• [Aim]:
List each line holding the string "diamond".

• [Data extract]:
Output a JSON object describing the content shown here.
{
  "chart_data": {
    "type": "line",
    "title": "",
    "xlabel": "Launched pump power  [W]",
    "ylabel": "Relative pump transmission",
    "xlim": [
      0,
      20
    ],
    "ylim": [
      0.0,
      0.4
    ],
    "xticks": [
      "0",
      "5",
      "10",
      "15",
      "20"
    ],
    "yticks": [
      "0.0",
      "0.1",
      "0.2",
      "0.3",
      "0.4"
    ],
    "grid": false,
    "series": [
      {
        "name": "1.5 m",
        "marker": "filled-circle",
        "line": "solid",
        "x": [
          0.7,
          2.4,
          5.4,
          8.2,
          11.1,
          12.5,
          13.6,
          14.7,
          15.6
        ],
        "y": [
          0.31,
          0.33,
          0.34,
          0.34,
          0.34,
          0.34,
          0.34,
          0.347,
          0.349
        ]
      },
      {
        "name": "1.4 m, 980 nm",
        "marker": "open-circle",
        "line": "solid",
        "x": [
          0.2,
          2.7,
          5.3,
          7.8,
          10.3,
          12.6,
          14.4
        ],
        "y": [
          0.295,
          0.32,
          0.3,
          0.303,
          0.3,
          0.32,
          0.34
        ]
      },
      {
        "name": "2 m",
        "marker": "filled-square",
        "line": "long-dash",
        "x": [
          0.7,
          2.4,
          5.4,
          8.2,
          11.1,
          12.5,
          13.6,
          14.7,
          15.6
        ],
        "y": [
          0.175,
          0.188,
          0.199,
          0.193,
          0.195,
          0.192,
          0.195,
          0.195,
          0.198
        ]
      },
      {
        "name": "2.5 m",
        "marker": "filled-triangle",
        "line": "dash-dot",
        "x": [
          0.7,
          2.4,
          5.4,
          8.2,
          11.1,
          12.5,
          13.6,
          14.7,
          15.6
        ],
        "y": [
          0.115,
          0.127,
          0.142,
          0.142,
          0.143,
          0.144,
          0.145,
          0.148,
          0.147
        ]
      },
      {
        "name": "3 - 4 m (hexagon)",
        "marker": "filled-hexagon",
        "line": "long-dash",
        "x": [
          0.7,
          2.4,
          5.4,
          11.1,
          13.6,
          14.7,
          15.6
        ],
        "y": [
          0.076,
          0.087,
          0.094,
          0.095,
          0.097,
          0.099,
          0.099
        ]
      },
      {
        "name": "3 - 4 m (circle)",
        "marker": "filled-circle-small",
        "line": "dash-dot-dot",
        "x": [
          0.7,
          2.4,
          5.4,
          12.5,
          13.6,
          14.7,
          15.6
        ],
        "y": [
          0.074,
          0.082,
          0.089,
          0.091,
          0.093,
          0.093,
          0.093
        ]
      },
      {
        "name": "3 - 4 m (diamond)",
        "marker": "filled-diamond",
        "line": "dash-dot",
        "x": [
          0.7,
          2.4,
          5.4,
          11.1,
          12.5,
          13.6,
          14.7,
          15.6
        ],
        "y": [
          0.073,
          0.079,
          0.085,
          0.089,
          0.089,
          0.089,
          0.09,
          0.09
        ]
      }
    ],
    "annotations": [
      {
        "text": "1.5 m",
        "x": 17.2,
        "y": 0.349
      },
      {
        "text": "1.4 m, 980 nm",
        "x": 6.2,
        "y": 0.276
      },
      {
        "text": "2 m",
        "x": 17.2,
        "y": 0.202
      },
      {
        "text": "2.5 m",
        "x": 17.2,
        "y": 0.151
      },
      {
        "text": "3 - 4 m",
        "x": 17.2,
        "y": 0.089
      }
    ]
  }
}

• [Output]:
        "name": "3 - 4 m (diamond)",
        "marker": "filled-diamond",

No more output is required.